#### Extrait du texte:
Tunisie
Tunisie. Sauver le
blogueur Zakaria...
Zohra
Abid
Mardi 21 février
2012
Zakaria Bouguira, un jeune étudiant en
médecine (et blogueur à ses heures) a
été torturé après le 14 janvier et,
selon ses dires, la police continue à le
persécuter. Une pétition à signer vient
d’être lancée.
Par Zohra Abid
Dans cet appel, une date limite a été
fixée au 29 février et une adresse email
mise à la disposition de ceux qui
souhaitent soutenir le jeune homme
traumatisé par ce qu’il a vécu et par ce
qu’il a vu, de ses propres yeux, au
moment de son arrestation. Et pas
seulement! Car après avoir porté
plainte, il a été contraint de signer la
version dictée par la police de son pays
post-révolutionnaire. Ceux qui veulent
se joindre au mouvement de sa défense
n’ont qu’à se rendre sur le site de
l’association Action des chrétiens pour
l’abolition de la torture (Acat).
L’homme qui
filme avec son portable
Selon ce que raconte le jeune homme,
son seul tort est d’être blogueur. Et de
se trimballer souvent avec son portable
filmant des scènes du quotidien afin de
les diffuser sur son blog. Ceci déplaît
à certains agents de la police qui n’ont
pas encore rompu avec les anciennes
pratiques sous Ben Ali.
L’histoire de ce jeune homme à la
fleur de l’âge avec la police a démarré
dimanche 13 novembre 2011. Une date
gravée dans sa mémoire et il aurait
beaucoup de mal à l’oublier. Du moins
pour l’instant. Ce jour-là, il était par
hasard avec sa mère à l’aéroport.
C’était au moment où une cinquantaine de
supportes marocains – venus assister au
match de football disputé entre
l’Espérance de Tunisie et Widad
Casablanca et qui a débouché sur un lot
de violences et de dégradations –, qui
s’apprêtaient à prendre le vol du
retour, ont été tabassés par la police
des frontières. Zakaria Bouguira n’a pas
laissé la scène lui échapper et s’est
empressé de la filmer avec son téléphone
portable. Du coup, l’un des agents l’a
violemment appréhendé avant d’appeler en
renfort une vingtaine de ses collègues
lui assénant «devant témoins, et
toujours à l’aéroport, des coups de
poing, de pied et de matraque».

#### Liste:
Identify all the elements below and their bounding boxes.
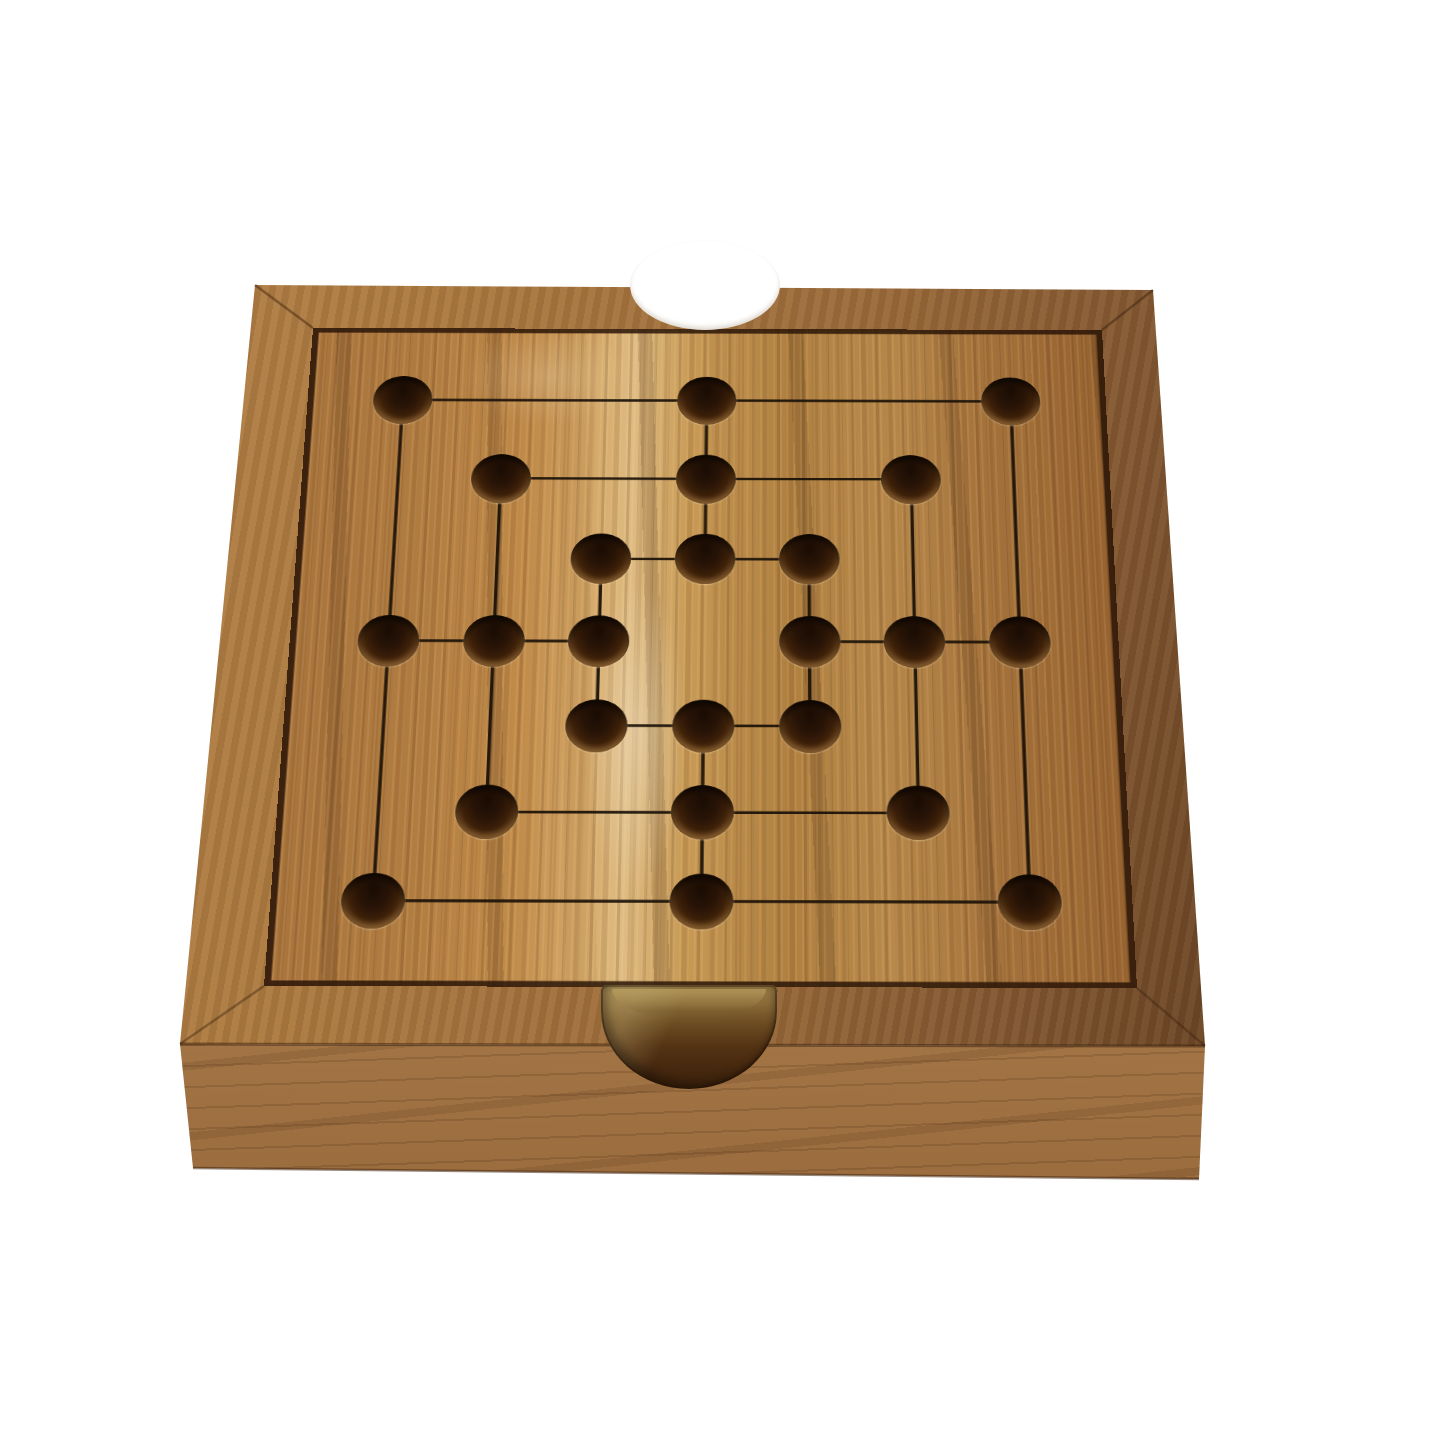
product-photo-canvas xyxy=(0,0,1445,1445)
point-d6-hole xyxy=(676,454,736,503)
point-g7-hole xyxy=(981,377,1042,425)
point-d3-hole xyxy=(672,699,735,752)
point-e3-hole xyxy=(779,700,841,753)
point-d7-hole xyxy=(677,377,736,425)
point-d1-hole xyxy=(669,874,733,930)
point-e5-hole xyxy=(779,534,840,584)
back-thumb-notch xyxy=(630,240,780,330)
sliding-lid-game-board xyxy=(264,328,1137,988)
point-f4-hole xyxy=(884,616,946,668)
point-f6-hole xyxy=(881,455,942,504)
point-e4-hole xyxy=(779,616,840,668)
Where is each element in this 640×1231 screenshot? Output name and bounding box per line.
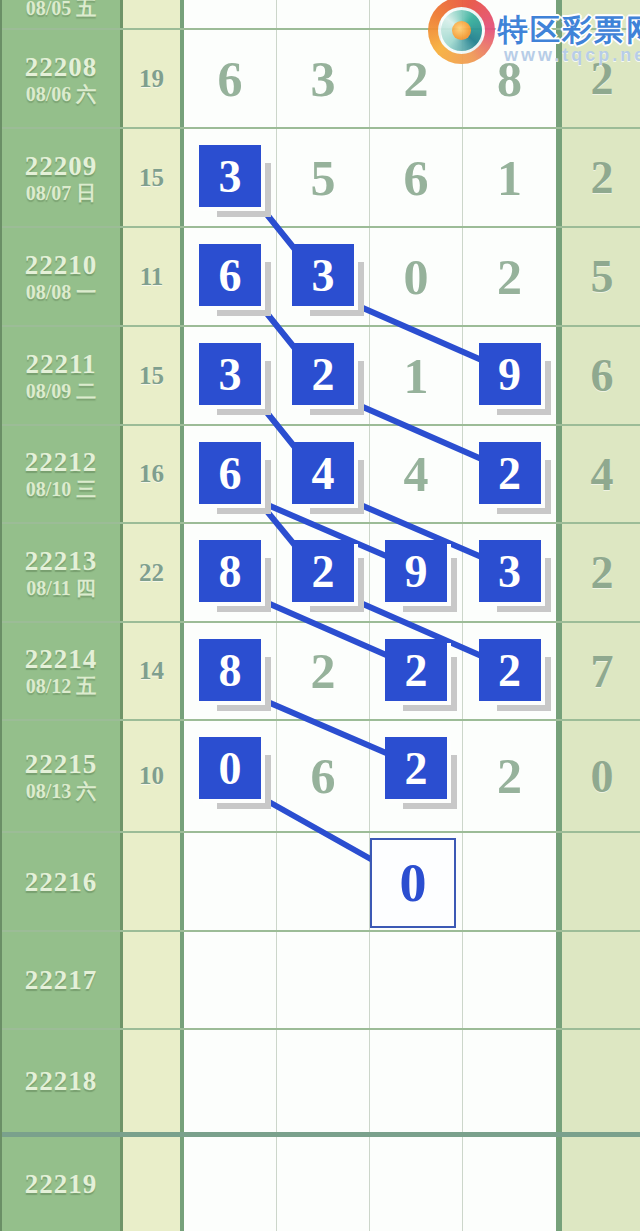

#### Consigne 1:
Dans l'article sur le blogueur Zakaria Bouguira, quelle date limite a été fixée pour la pétition ?
#### Consigne 2:
Reprenez l'article sur le blogueur Zakaria Bouguira juste après sa dernière phrase.

#### Résultat 1:
Le 29 février.

#### Résultat 2:
Zakaria
Bouguira
Polices et
journalistes complices
Les policiers, pris en flagrant
délit, l’ont traité de traître. Ils
craignaient qu’il mette la vidéo de
l’arrestation violente des Marocains sur
Facebook.
Conduit par la suite au poste de
police des frontières, le jeune homme
est passé encore à tabac... Selon son
récit, il a été cogné davantage par tous
les agents qui passaient dans le bureau.
L’homme raconte même amèrement les
menaces de viol. Les policiers l’ont
notamment menacé de l’envoyer dans le
centre de détention de Bouchoucha disant
que là-bas «on l’obligerait à mettre une
jupe et on le violerait».
Pendant les interminables moments de
son arrestation à l’aéroport, Zakaria a
assisté à des scènes de brutalité à
l’encontre des Marocains arrêtés par
notamment un certain policier qui serait
un représentant syndical de la police
des frontières et qui a raconté sur un
plateau de télévision exactement
l’inverse de ce qui s’est passé en
faisant croire au monde qu’il était même
une victime d’agression de ces
supporters.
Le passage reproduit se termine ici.